Records supplied ::
-- -- --
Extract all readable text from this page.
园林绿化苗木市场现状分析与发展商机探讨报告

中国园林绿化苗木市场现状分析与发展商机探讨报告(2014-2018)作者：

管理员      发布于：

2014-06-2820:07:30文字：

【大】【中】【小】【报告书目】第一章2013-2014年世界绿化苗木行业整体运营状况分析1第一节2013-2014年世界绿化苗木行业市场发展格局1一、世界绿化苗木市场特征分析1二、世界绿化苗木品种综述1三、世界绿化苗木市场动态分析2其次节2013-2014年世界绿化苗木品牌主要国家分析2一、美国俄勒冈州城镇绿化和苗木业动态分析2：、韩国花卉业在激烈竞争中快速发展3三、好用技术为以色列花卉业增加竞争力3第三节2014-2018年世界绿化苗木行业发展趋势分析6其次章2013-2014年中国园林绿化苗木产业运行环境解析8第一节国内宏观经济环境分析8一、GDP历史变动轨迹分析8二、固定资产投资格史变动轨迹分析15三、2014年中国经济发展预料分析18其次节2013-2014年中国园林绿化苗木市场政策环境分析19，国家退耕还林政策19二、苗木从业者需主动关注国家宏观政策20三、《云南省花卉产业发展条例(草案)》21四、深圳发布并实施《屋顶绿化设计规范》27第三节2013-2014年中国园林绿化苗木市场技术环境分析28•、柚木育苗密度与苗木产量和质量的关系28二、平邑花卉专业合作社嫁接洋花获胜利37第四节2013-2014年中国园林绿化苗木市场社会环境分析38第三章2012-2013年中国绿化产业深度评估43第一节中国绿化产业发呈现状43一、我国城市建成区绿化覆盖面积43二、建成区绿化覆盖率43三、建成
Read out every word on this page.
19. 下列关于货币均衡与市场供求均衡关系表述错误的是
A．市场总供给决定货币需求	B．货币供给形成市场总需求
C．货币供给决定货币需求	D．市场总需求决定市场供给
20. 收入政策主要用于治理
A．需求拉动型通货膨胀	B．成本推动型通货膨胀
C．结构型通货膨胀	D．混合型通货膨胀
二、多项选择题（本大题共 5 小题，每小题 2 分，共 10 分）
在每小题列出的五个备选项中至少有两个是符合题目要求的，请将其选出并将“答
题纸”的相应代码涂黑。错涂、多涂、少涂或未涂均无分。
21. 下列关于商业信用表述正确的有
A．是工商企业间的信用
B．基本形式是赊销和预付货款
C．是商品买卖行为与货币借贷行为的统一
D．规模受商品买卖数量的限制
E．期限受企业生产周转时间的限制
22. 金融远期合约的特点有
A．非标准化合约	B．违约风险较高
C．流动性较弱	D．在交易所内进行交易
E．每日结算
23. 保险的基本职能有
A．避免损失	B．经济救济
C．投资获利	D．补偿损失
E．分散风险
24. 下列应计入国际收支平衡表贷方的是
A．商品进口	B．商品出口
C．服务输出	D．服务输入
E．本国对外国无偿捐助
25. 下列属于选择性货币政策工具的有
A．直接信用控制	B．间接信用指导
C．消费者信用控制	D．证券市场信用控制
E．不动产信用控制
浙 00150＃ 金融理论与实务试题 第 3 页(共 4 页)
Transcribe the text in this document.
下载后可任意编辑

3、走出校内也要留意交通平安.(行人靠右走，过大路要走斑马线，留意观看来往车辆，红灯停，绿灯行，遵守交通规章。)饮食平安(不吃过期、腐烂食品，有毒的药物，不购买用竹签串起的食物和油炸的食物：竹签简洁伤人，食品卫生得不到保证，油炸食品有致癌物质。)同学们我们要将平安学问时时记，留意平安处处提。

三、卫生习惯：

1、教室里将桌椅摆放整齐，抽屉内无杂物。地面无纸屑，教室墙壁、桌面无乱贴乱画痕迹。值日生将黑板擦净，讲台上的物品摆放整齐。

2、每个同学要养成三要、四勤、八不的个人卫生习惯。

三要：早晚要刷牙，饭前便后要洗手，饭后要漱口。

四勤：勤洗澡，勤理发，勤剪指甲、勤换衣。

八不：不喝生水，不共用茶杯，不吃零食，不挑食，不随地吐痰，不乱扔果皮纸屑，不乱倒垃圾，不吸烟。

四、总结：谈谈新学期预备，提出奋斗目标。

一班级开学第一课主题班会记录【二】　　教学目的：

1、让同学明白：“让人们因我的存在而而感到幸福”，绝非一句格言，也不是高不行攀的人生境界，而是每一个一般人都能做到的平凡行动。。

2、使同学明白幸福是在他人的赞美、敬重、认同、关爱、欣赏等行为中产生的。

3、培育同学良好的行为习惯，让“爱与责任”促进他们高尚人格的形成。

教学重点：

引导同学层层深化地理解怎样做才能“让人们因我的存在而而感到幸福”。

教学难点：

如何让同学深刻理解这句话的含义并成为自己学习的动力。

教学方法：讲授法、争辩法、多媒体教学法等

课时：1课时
-- -- --
Short problem :: Copy out every entry again, exactly as it was given.

Result of the exercise ::
Extract all readable text from this page.
园林绿化苗木市场现状分析与发展商机探讨报告

中国园林绿化苗木市场现状分析与发展商机探讨报告(2014-2018)作者：

管理员      发布于：

2014-06-2820:07:30文字：

【大】【中】【小】【报告书目】第一章2013-2014年世界绿化苗木行业整体运营状况分析1第一节2013-2014年世界绿化苗木行业市场发展格局1一、世界绿化苗木市场特征分析1二、世界绿化苗木品种综述1三、世界绿化苗木市场动态分析2其次节2013-2014年世界绿化苗木品牌主要国家分析2一、美国俄勒冈州城镇绿化和苗木业动态分析2：、韩国花卉业在激烈竞争中快速发展3三、好用技术为以色列花卉业增加竞争力3第三节2014-2018年世界绿化苗木行业发展趋势分析6其次章2013-2014年中国园林绿化苗木产业运行环境解析8第一节国内宏观经济环境分析8一、GDP历史变动轨迹分析8二、固定资产投资格史变动轨迹分析15三、2014年中国经济发展预料分析18其次节2013-2014年中国园林绿化苗木市场政策环境分析19，国家退耕还林政策19二、苗木从业者需主动关注国家宏观政策20三、《云南省花卉产业发展条例(草案)》21四、深圳发布并实施《屋顶绿化设计规范》27第三节2013-2014年中国园林绿化苗木市场技术环境分析28•、柚木育苗密度与苗木产量和质量的关系28二、平邑花卉专业合作社嫁接洋花获胜利37第四节2013-2014年中国园林绿化苗木市场社会环境分析38第三章2012-2013年中国绿化产业深度评估43第一节中国绿化产业发呈现状43一、我国城市建成区绿化覆盖面积43二、建成区绿化覆盖率43三、建成
Read out every word on this page.
19. 下列关于货币均衡与市场供求均衡关系表述错误的是
A．市场总供给决定货币需求	B．货币供给形成市场总需求
C．货币供给决定货币需求	D．市场总需求决定市场供给
20. 收入政策主要用于治理
A．需求拉动型通货膨胀	B．成本推动型通货膨胀
C．结构型通货膨胀	D．混合型通货膨胀
二、多项选择题（本大题共 5 小题，每小题 2 分，共 10 分）
在每小题列出的五个备选项中至少有两个是符合题目要求的，请将其选出并将“答
题纸”的相应代码涂黑。错涂、多涂、少涂或未涂均无分。
21. 下列关于商业信用表述正确的有
A．是工商企业间的信用
B．基本形式是赊销和预付货款
C．是商品买卖行为与货币借贷行为的统一
D．规模受商品买卖数量的限制
E．期限受企业生产周转时间的限制
22. 金融远期合约的特点有
A．非标准化合约	B．违约风险较高
C．流动性较弱	D．在交易所内进行交易
E．每日结算
23. 保险的基本职能有
A．避免损失	B．经济救济
C．投资获利	D．补偿损失
E．分散风险
24. 下列应计入国际收支平衡表贷方的是
A．商品进口	B．商品出口
C．服务输出	D．服务输入
E．本国对外国无偿捐助
25. 下列属于选择性货币政策工具的有
A．直接信用控制	B．间接信用指导
C．消费者信用控制	D．证券市场信用控制
E．不动产信用控制
浙 00150＃ 金融理论与实务试题 第 3 页(共 4 页)
Transcribe the text in this document.
下载后可任意编辑

3、走出校内也要留意交通平安.(行人靠右走，过大路要走斑马线，留意观看来往车辆，红灯停，绿灯行，遵守交通规章。)饮食平安(不吃过期、腐烂食品，有毒的药物，不购买用竹签串起的食物和油炸的食物：竹签简洁伤人，食品卫生得不到保证，油炸食品有致癌物质。)同学们我们要将平安学问时时记，留意平安处处提。

三、卫生习惯：

1、教室里将桌椅摆放整齐，抽屉内无杂物。地面无纸屑，教室墙壁、桌面无乱贴乱画痕迹。值日生将黑板擦净，讲台上的物品摆放整齐。

2、每个同学要养成三要、四勤、八不的个人卫生习惯。

三要：早晚要刷牙，饭前便后要洗手，饭后要漱口。

四勤：勤洗澡，勤理发，勤剪指甲、勤换衣。

八不：不喝生水，不共用茶杯，不吃零食，不挑食，不随地吐痰，不乱扔果皮纸屑，不乱倒垃圾，不吸烟。

四、总结：谈谈新学期预备，提出奋斗目标。

一班级开学第一课主题班会记录【二】　　教学目的：

1、让同学明白：“让人们因我的存在而而感到幸福”，绝非一句格言，也不是高不行攀的人生境界，而是每一个一般人都能做到的平凡行动。。

2、使同学明白幸福是在他人的赞美、敬重、认同、关爱、欣赏等行为中产生的。

3、培育同学良好的行为习惯，让“爱与责任”促进他们高尚人格的形成。

教学重点：

引导同学层层深化地理解怎样做才能“让人们因我的存在而而感到幸福”。

教学难点：

如何让同学深刻理解这句话的含义并成为自己学习的动力。

教学方法：讲授法、争辩法、多媒体教学法等

课时：1课时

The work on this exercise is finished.